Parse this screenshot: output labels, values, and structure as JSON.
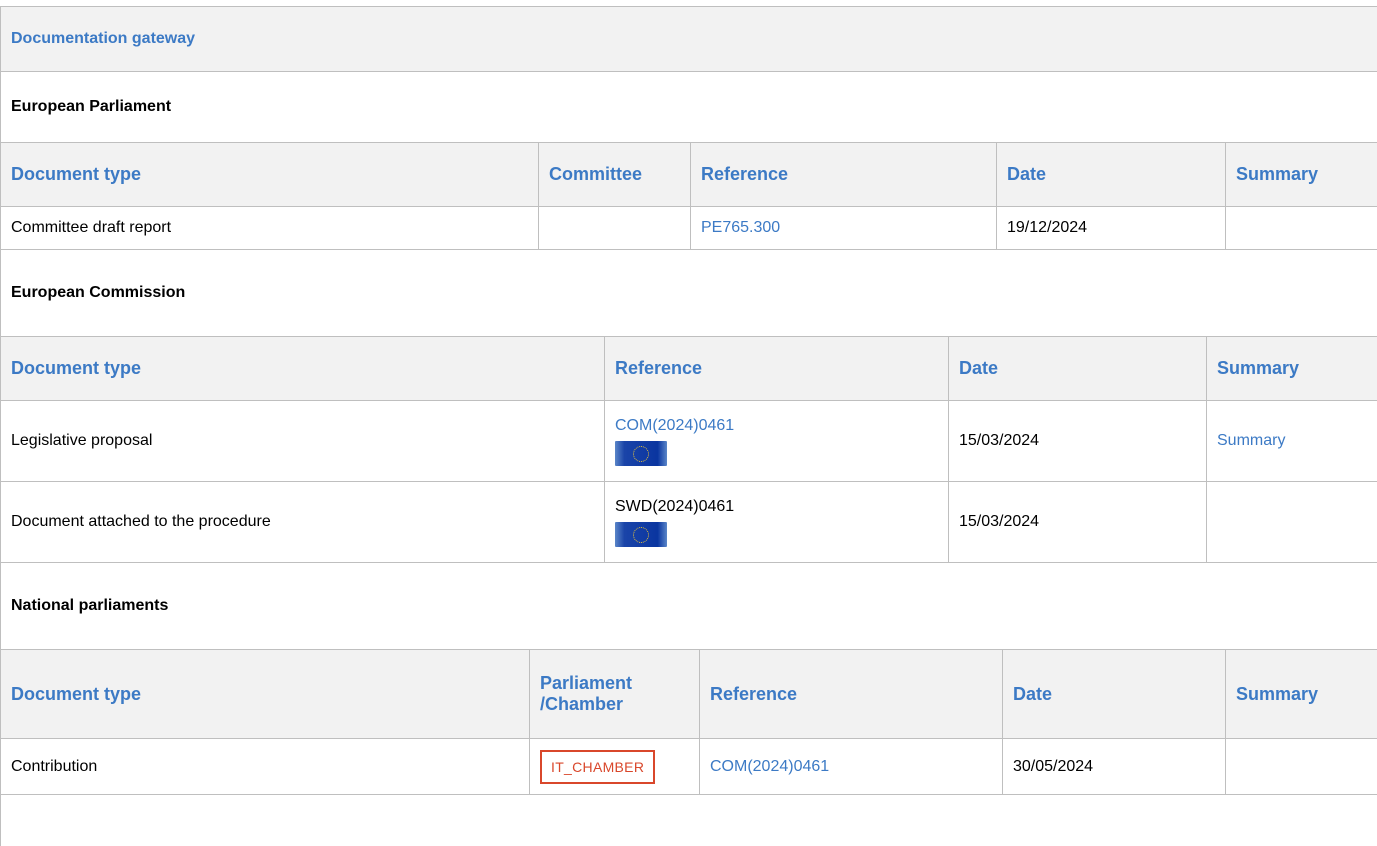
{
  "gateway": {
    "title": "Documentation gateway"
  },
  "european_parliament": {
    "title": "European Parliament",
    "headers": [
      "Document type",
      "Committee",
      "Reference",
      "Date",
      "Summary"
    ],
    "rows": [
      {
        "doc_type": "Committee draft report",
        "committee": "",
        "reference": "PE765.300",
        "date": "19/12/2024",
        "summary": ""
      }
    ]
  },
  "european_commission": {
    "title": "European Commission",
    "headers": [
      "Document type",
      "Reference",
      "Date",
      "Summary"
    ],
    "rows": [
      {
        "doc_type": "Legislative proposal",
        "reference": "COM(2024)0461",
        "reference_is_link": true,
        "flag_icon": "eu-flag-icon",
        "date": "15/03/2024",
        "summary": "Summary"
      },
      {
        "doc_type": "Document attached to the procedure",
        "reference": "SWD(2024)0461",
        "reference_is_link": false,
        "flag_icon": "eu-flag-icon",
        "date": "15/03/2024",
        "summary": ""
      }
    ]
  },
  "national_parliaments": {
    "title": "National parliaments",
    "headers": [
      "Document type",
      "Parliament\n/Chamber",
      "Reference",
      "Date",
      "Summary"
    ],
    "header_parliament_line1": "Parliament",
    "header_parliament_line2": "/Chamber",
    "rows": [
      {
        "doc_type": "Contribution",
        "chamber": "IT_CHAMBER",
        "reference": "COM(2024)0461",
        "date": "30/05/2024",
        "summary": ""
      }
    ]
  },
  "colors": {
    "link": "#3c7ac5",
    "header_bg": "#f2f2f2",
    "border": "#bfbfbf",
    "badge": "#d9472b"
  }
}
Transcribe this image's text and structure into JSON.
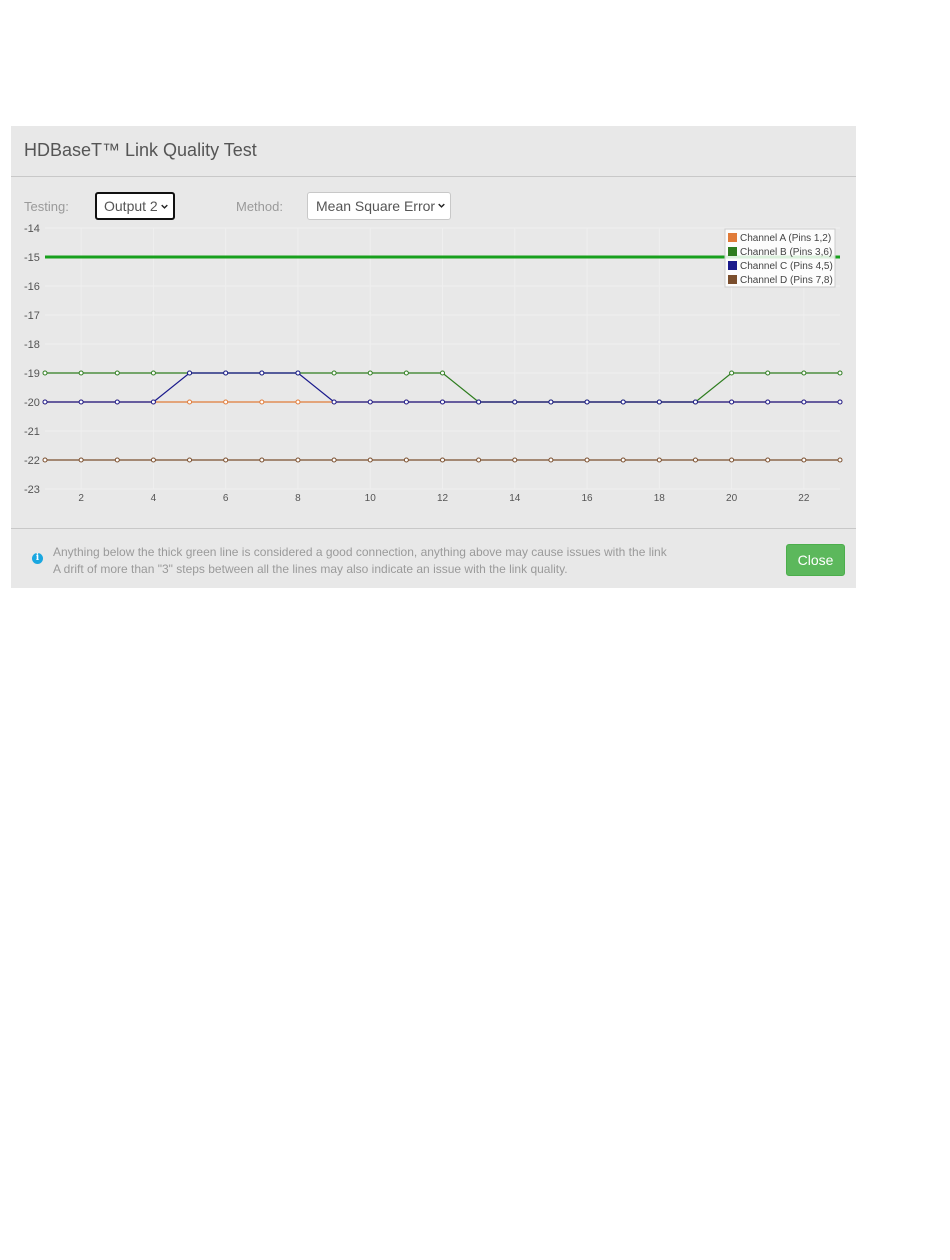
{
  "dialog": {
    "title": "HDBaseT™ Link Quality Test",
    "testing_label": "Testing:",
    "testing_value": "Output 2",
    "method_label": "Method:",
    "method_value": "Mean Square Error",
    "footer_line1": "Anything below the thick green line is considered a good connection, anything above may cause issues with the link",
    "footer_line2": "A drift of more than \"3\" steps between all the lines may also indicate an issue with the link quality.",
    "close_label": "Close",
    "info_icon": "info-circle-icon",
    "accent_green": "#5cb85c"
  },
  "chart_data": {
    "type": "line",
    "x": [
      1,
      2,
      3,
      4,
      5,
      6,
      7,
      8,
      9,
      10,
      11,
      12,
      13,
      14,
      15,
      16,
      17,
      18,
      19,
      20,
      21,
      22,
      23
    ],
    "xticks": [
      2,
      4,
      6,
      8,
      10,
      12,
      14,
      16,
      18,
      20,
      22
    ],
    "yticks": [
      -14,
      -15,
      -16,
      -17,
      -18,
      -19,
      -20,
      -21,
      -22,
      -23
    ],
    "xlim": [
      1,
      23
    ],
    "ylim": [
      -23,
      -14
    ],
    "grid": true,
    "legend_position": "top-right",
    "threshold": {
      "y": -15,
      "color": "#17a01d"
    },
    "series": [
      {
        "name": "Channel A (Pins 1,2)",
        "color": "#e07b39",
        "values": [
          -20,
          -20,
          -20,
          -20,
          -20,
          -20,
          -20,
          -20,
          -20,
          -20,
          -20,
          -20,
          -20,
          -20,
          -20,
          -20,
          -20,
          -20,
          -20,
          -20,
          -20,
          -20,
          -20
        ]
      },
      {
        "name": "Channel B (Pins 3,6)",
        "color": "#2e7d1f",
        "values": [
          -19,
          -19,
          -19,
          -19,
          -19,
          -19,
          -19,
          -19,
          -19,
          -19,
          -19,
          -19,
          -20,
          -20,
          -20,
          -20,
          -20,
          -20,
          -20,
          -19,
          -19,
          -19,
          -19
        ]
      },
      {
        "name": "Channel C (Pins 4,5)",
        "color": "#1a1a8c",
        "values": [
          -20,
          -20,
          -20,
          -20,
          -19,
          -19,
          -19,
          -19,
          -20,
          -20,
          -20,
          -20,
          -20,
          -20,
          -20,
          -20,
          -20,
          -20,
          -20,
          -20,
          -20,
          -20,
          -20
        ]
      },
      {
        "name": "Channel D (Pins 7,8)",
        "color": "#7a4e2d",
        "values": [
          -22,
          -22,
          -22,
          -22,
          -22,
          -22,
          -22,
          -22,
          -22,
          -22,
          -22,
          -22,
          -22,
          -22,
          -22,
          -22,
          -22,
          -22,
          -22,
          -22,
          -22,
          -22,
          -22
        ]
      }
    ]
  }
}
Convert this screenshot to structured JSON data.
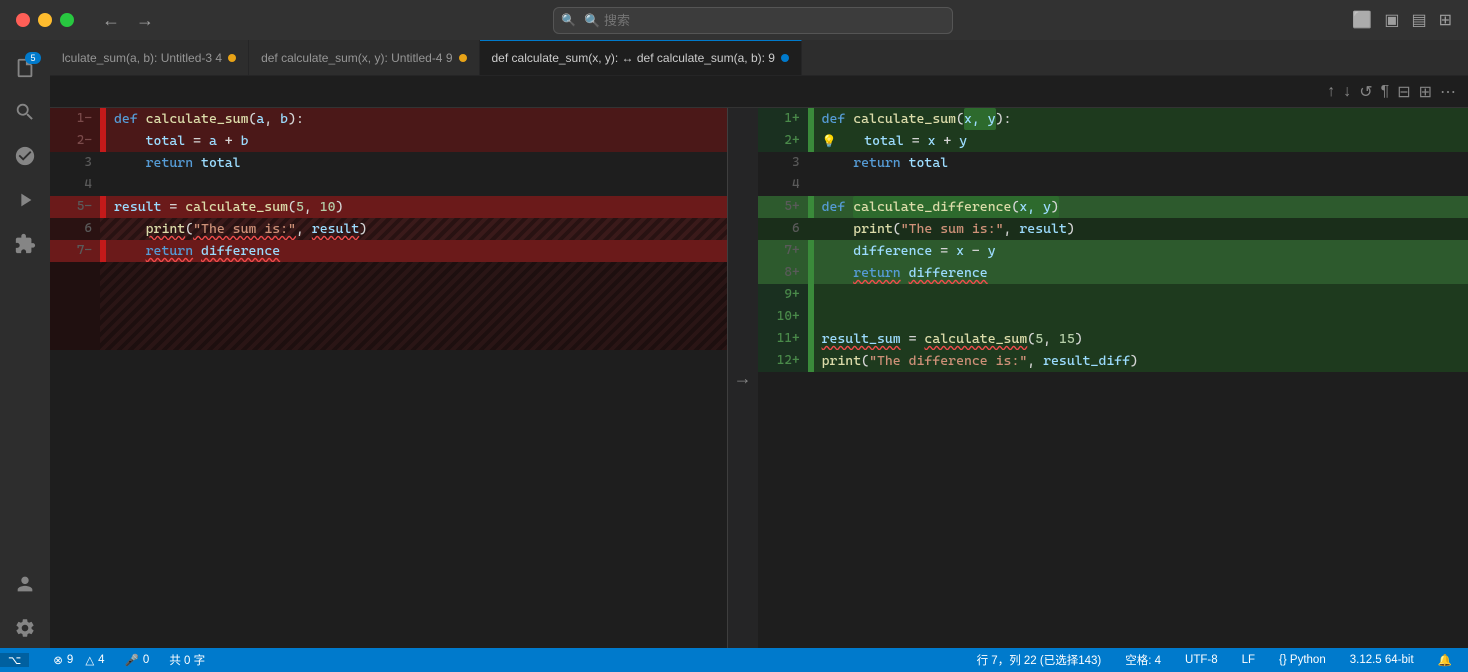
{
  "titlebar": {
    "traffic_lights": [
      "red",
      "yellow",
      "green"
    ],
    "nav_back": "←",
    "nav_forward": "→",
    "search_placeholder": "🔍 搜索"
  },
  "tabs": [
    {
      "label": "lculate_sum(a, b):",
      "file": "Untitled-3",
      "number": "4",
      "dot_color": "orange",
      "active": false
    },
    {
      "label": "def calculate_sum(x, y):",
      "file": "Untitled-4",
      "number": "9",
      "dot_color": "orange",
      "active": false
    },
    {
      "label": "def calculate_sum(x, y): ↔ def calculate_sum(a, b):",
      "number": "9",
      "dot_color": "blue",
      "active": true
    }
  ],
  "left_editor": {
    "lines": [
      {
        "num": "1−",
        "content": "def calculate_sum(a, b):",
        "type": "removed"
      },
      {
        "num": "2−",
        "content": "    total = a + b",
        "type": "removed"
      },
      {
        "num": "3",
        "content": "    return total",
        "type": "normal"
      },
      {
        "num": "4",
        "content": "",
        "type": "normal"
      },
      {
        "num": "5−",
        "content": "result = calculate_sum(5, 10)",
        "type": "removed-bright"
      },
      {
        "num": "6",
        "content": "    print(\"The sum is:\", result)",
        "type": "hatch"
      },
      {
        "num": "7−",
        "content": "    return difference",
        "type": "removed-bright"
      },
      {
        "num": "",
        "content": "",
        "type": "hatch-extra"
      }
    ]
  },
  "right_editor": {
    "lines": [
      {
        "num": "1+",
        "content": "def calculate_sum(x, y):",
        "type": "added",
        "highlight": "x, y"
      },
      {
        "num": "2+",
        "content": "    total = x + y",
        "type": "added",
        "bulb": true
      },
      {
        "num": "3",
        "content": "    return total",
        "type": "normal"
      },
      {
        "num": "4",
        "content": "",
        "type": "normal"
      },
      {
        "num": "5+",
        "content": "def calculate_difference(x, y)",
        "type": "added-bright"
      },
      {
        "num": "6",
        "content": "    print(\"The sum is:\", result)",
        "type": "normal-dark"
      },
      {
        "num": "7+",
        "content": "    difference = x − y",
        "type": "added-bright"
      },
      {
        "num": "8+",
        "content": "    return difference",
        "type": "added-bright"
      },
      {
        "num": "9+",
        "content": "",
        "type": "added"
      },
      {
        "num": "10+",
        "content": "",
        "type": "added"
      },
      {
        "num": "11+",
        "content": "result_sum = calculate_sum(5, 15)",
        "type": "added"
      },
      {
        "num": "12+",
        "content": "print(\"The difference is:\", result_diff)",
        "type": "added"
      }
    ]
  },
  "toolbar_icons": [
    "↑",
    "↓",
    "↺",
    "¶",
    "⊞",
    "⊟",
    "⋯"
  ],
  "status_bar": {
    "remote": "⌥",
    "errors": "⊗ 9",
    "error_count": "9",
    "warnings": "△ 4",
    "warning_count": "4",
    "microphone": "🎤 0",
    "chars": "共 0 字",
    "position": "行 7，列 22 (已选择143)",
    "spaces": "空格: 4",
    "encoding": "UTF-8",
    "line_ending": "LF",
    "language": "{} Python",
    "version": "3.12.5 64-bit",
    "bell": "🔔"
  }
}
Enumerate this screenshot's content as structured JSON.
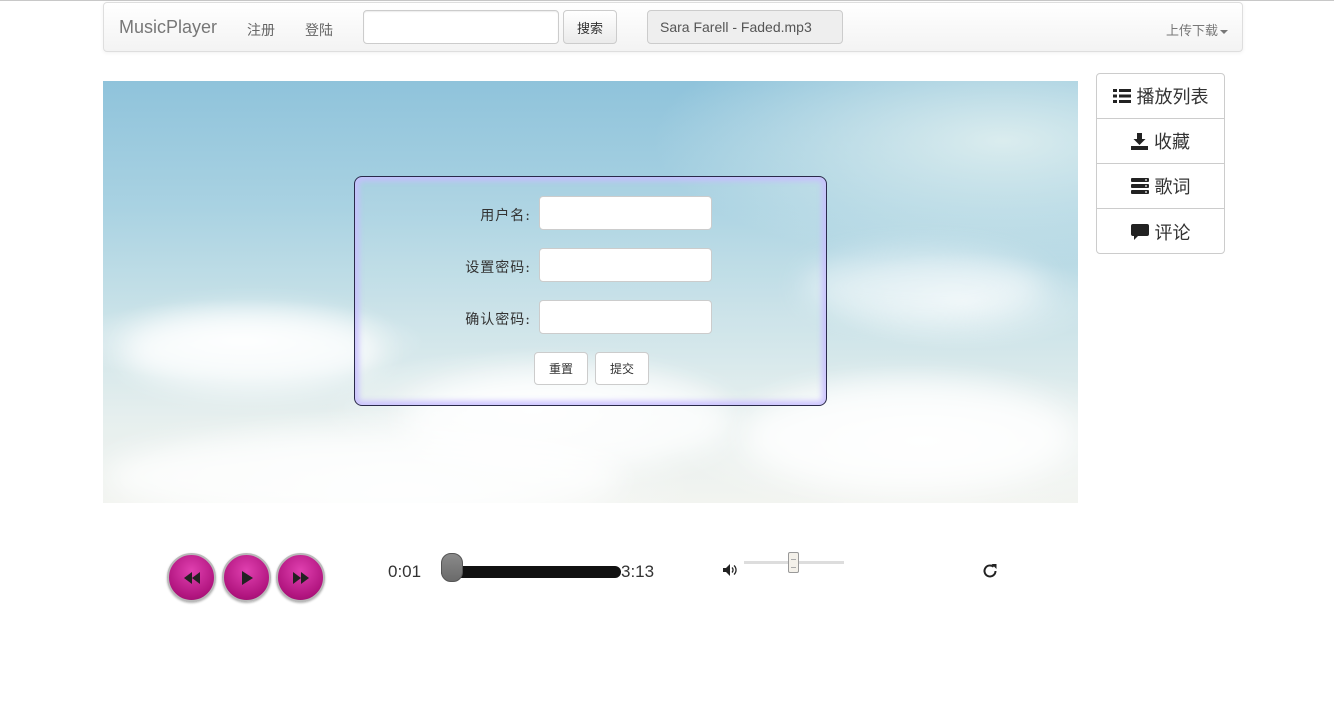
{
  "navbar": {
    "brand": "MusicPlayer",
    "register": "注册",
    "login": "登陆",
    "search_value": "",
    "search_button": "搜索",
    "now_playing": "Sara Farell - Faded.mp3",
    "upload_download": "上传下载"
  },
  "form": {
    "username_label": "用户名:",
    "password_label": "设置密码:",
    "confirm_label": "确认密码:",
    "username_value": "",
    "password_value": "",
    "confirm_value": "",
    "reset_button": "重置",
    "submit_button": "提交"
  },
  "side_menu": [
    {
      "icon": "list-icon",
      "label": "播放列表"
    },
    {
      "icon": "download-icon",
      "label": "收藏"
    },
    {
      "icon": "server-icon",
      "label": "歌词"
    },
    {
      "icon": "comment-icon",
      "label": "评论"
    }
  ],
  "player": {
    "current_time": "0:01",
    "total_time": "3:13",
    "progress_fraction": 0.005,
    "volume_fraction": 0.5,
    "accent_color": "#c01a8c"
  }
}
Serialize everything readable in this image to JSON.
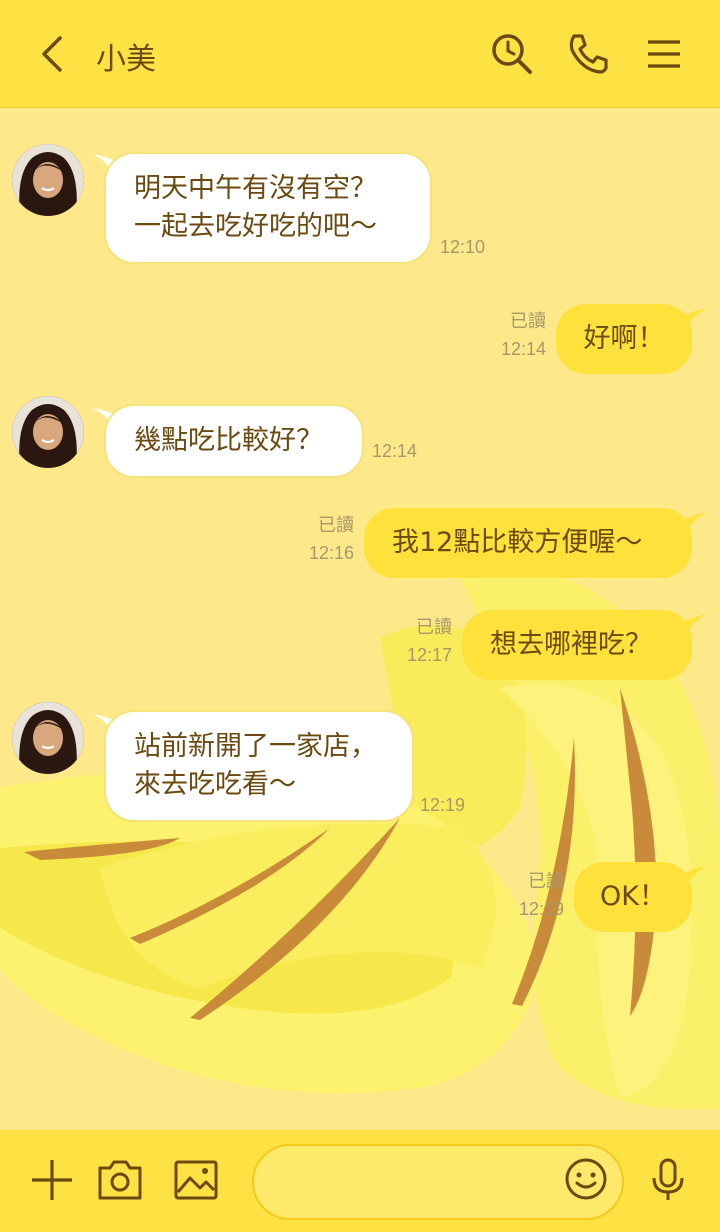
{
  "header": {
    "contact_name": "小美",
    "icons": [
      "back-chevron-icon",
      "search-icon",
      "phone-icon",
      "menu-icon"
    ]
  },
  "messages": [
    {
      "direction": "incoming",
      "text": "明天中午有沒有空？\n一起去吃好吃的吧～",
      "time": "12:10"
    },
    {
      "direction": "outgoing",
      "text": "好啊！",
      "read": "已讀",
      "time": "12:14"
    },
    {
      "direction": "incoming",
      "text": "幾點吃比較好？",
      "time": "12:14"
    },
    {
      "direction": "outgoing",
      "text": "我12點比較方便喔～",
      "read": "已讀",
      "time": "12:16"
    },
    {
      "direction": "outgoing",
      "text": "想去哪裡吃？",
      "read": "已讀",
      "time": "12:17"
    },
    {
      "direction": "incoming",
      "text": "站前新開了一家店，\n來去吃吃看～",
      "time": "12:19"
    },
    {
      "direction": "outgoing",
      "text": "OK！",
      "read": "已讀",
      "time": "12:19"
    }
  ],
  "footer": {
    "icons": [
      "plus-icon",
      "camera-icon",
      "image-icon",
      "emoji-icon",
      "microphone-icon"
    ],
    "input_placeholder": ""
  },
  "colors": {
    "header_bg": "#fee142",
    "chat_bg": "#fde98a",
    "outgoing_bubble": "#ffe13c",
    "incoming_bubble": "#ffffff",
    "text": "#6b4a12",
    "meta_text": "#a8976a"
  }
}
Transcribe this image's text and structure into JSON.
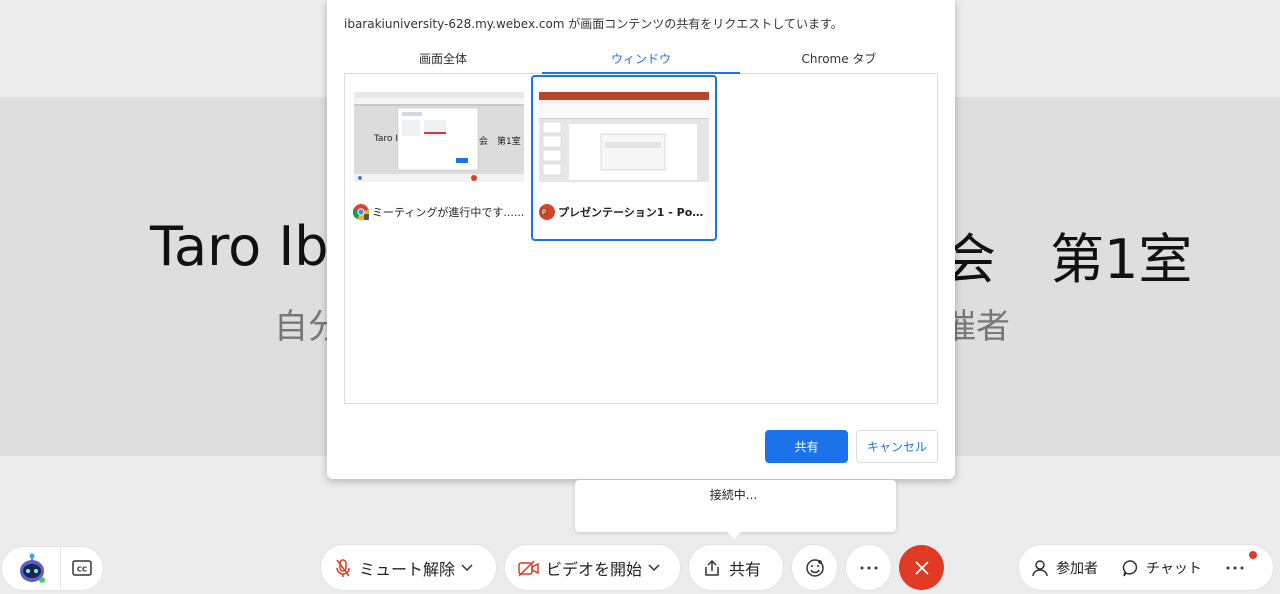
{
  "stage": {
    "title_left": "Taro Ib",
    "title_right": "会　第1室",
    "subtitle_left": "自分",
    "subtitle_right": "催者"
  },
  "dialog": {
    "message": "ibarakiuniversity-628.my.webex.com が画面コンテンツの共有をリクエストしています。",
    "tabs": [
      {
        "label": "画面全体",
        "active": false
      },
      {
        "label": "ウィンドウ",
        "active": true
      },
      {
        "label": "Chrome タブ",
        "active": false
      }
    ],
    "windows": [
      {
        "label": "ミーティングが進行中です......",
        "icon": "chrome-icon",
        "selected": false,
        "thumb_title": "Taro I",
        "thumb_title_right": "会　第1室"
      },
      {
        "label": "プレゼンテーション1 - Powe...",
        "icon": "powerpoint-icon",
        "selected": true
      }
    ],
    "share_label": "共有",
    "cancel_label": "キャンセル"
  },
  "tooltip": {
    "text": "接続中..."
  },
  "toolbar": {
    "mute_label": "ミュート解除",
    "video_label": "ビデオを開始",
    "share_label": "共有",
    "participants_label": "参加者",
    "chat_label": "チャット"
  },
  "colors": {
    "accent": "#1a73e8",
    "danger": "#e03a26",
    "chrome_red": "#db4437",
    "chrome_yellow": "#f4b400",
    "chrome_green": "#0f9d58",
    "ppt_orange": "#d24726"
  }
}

▶ [Work to do] Read the entries and select each line where the word "this" is found.

▶ [Completed task]
Parse this screenshot: output labels, values, and structure as JSON.
Transcribe this image's text and structure into JSON.
Convert this screenshot to structured JSON data.
Enumerate this screenshot's content as structured JSON.
Serialize everything readable in this image to JSON.
Transcribe this image's text and structure into JSON.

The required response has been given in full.